Work to complete -
Write out all the entries word for word, but skip any images.

Information given -
[start]

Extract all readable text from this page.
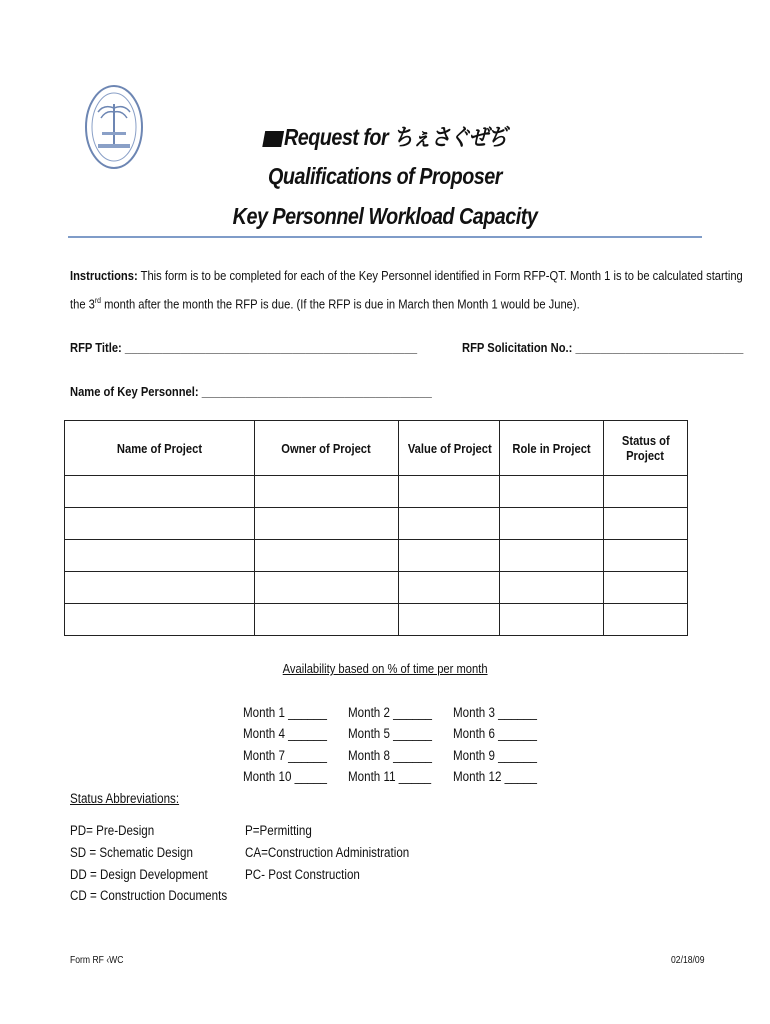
Request for ちぇさぐぜぢ
Qualifications of Proposer
Key Personnel Workload Capacity
Instructions: This form is to be completed for each of the Key Personnel identified in Form RFP-QT. Month 1 is to be calculated starting
the 3rd month after the month the RFP is due. (If the RFP is due in March then Month 1 would be June).
RFP Title: _______________________________________________	RFP Solicitation No.: ___________________________
Name of Key Personnel: _____________________________________
Name of Project	Owner of Project	Value of Project	Role in Project	Status of
Project

Availability based on % of time per month
Month 1 ______ Month 2 ______ Month 3 ______
Month 4 ______ Month 5 ______ Month 6 ______
Month 7 ______ Month 8 ______ Month 9 ______
Month 10 _____ Month 11 _____ Month 12 _____
Status Abbreviations:
PD= Pre-Design
SD = Schematic Design
DD = Design Development
CD = Construction Documents
P=Permitting
CA=Construction Administration
PC- Post Construction
Form RF ‹WC	02/18/09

[end]

The completed task -
Extract all readable text from this page.
Request for ちぇさぐぜぢ
Qualifications of Proposer
Key Personnel Workload Capacity
Instructions: This form is to be completed for each of the Key Personnel identified in Form RFP-QT. Month 1 is to be calculated starting
the 3rd month after the month the RFP is due. (If the RFP is due in March then Month 1 would be June).
RFP Title: _______________________________________________	RFP Solicitation No.: ___________________________
Name of Key Personnel: _____________________________________
Name of Project	Owner of Project	Value of Project	Role in Project	Status of
Project

Availability based on % of time per month
Month 1 ______ Month 2 ______ Month 3 ______
Month 4 ______ Month 5 ______ Month 6 ______
Month 7 ______ Month 8 ______ Month 9 ______
Month 10 _____ Month 11 _____ Month 12 _____
Status Abbreviations:
PD= Pre-Design
SD = Schematic Design
DD = Design Development
CD = Construction Documents
P=Permitting
CA=Construction Administration
PC- Post Construction
Form RF ‹WC	02/18/09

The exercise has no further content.